#### EXERCISE PROMPT
Would you copy the listing again word for word, from its first line through the line holding "- message-text: can", with both of those lines included?

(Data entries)
--------

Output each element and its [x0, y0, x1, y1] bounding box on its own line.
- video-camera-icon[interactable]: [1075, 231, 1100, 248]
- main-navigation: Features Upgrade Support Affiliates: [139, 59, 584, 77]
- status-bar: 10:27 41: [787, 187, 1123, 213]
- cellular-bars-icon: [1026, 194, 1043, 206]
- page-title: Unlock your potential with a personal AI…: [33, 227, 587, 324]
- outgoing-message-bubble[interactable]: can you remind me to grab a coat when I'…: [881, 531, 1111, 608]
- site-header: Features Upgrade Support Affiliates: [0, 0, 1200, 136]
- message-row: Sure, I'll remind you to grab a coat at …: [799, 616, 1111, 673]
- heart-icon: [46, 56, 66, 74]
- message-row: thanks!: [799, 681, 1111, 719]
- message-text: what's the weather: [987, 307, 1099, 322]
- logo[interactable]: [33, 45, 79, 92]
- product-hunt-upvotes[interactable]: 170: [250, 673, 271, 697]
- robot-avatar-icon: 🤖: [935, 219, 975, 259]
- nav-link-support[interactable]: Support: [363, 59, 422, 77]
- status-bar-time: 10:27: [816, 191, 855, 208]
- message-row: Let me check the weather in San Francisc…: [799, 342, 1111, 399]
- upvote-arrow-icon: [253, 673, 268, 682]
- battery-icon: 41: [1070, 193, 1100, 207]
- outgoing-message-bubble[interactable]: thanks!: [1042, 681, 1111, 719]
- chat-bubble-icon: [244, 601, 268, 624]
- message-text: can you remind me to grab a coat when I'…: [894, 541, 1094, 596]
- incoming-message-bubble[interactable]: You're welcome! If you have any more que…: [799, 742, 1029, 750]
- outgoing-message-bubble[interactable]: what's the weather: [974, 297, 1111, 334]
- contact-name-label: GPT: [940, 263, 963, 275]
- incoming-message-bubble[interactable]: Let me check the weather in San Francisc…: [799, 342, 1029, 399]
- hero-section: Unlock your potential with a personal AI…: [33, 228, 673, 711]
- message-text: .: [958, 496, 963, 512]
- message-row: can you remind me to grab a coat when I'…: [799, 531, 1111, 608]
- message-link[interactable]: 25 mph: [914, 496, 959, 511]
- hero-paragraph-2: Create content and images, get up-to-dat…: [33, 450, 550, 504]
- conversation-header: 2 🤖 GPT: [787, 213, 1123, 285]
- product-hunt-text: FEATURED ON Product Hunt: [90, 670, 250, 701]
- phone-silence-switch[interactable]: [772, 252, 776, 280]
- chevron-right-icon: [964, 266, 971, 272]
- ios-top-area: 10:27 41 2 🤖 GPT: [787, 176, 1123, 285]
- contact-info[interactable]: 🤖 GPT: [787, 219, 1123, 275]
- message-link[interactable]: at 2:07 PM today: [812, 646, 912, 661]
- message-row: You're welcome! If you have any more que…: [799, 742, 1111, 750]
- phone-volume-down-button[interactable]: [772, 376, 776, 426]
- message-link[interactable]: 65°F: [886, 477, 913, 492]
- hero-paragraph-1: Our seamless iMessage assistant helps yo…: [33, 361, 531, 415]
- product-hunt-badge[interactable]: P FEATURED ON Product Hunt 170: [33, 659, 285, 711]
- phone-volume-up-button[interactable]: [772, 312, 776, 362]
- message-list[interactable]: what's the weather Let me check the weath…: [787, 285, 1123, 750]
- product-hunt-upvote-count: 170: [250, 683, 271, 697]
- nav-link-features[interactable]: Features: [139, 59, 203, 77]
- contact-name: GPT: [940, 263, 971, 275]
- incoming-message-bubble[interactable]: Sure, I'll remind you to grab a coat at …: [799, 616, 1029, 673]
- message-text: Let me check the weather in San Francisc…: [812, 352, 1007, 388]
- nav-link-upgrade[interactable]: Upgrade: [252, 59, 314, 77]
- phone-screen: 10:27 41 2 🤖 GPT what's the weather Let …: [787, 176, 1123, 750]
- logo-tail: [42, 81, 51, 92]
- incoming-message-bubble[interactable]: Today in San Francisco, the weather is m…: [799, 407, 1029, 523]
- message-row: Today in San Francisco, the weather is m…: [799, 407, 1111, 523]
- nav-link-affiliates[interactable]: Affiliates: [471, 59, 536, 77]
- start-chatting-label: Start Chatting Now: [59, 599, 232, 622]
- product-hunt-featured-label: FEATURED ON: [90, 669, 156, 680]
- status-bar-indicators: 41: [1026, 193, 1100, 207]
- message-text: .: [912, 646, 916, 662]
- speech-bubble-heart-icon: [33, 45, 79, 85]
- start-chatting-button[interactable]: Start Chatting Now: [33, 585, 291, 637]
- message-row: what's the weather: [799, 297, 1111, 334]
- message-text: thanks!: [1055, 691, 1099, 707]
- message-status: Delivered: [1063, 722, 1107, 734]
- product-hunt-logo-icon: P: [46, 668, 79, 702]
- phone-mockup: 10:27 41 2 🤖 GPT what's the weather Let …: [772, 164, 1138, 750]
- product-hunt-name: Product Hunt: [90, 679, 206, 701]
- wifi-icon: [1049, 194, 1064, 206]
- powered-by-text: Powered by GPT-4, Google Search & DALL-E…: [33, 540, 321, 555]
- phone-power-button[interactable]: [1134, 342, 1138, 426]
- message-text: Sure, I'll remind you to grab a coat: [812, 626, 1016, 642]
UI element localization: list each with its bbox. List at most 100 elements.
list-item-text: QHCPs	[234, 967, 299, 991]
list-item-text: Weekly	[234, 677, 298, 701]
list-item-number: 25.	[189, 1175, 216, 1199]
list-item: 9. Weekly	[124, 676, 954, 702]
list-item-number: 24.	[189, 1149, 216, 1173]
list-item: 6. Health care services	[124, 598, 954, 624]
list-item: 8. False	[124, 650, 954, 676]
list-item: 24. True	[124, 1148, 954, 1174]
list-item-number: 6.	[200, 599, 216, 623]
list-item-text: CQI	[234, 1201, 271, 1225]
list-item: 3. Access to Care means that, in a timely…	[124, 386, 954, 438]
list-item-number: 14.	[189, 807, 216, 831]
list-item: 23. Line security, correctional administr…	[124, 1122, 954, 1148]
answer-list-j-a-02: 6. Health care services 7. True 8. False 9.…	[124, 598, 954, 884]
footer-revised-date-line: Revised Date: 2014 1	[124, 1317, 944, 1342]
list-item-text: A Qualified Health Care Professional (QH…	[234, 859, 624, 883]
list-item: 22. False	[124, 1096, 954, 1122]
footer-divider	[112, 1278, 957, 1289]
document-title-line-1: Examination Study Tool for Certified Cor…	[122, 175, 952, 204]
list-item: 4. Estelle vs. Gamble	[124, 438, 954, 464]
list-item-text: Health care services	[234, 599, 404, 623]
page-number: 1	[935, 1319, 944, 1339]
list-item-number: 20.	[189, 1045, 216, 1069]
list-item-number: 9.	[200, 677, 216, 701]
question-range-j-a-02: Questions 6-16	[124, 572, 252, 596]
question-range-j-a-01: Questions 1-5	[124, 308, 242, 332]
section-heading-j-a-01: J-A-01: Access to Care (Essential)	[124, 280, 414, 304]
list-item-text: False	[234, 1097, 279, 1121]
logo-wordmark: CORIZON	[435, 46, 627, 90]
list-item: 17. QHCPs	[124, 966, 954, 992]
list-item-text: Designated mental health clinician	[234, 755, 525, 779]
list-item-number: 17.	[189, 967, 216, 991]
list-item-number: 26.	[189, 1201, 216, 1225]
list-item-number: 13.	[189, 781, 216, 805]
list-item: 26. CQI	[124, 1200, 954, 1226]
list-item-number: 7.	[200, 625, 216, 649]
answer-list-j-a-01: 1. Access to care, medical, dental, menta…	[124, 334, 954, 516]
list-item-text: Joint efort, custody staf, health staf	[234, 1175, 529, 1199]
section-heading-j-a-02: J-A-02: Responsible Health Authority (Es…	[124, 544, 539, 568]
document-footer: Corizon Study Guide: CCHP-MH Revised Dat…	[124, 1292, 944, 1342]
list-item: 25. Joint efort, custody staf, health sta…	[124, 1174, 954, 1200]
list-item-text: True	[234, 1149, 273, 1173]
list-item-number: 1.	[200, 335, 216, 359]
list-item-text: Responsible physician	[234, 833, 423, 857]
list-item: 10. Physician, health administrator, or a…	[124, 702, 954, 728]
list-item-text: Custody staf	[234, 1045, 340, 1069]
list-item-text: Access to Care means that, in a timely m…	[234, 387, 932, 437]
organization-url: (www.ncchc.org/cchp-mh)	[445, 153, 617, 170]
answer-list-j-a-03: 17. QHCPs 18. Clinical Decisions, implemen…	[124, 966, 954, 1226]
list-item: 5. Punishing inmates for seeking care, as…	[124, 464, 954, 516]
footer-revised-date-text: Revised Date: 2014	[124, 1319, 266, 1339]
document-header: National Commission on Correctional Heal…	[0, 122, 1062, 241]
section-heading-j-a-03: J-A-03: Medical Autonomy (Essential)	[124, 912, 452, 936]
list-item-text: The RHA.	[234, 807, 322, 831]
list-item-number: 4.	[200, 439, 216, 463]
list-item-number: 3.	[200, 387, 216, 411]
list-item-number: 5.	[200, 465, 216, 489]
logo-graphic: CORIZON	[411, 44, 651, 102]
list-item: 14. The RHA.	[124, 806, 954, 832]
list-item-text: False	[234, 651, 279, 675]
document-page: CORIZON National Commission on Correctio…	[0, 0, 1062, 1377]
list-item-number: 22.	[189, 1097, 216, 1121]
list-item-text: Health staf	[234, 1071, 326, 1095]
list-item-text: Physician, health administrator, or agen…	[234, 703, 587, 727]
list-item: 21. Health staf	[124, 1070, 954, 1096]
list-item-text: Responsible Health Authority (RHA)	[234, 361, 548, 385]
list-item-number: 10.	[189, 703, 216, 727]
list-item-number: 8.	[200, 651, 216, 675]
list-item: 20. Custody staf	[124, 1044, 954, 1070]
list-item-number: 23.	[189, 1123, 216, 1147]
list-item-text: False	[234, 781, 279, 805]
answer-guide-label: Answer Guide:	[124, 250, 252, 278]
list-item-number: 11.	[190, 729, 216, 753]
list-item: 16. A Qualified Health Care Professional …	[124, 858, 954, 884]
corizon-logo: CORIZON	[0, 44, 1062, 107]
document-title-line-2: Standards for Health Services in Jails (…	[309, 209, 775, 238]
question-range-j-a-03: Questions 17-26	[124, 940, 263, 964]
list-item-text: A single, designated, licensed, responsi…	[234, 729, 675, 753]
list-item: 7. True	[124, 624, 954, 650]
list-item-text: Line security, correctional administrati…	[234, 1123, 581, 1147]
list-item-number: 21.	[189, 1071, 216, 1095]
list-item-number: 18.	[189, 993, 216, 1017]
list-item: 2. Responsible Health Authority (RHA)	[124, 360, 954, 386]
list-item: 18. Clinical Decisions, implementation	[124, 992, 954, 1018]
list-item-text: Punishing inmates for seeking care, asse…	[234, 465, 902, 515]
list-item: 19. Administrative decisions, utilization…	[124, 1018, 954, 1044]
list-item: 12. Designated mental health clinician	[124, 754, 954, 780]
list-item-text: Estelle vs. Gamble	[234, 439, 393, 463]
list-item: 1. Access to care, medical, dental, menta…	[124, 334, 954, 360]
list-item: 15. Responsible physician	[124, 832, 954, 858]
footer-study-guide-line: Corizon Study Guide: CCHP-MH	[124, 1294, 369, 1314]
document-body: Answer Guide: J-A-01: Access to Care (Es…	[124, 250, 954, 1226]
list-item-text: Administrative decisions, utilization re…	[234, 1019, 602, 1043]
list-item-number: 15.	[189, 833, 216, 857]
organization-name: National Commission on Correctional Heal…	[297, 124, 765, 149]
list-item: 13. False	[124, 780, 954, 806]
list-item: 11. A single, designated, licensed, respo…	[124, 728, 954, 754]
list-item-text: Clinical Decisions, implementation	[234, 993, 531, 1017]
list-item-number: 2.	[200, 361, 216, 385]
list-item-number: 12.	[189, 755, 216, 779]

--------

#### RESULT
Output each element and its [x0, y0, x1, y1] bounding box on its own line.
- video-camera-icon[interactable]: [1075, 231, 1100, 248]
- main-navigation: Features Upgrade Support Affiliates: [139, 59, 584, 77]
- status-bar: 10:27 41: [787, 187, 1123, 213]
- cellular-bars-icon: [1026, 194, 1043, 206]
- page-title: Unlock your potential with a personal AI…: [33, 227, 587, 324]
- outgoing-message-bubble[interactable]: can you remind me to grab a coat when I'…: [881, 531, 1111, 608]
- site-header: Features Upgrade Support Affiliates: [0, 0, 1200, 136]
- message-row: Sure, I'll remind you to grab a coat at …: [799, 616, 1111, 673]
- heart-icon: [46, 56, 66, 74]
- message-row: thanks!: [799, 681, 1111, 719]
- message-text: what's the weather: [987, 307, 1099, 322]
- logo[interactable]: [33, 45, 79, 92]
- product-hunt-upvotes[interactable]: 170: [250, 673, 271, 697]
- robot-avatar-icon: 🤖: [935, 219, 975, 259]
- nav-link-support[interactable]: Support: [363, 59, 422, 77]
- status-bar-time: 10:27: [816, 191, 855, 208]
- message-row: Let me check the weather in San Francisc…: [799, 342, 1111, 399]
- upvote-arrow-icon: [253, 673, 268, 682]
- battery-icon: 41: [1070, 193, 1100, 207]
- outgoing-message-bubble[interactable]: thanks!: [1042, 681, 1111, 719]
- chat-bubble-icon: [244, 601, 268, 624]
- message-text: can you remind me to grab a coat when I'…: [894, 541, 1094, 596]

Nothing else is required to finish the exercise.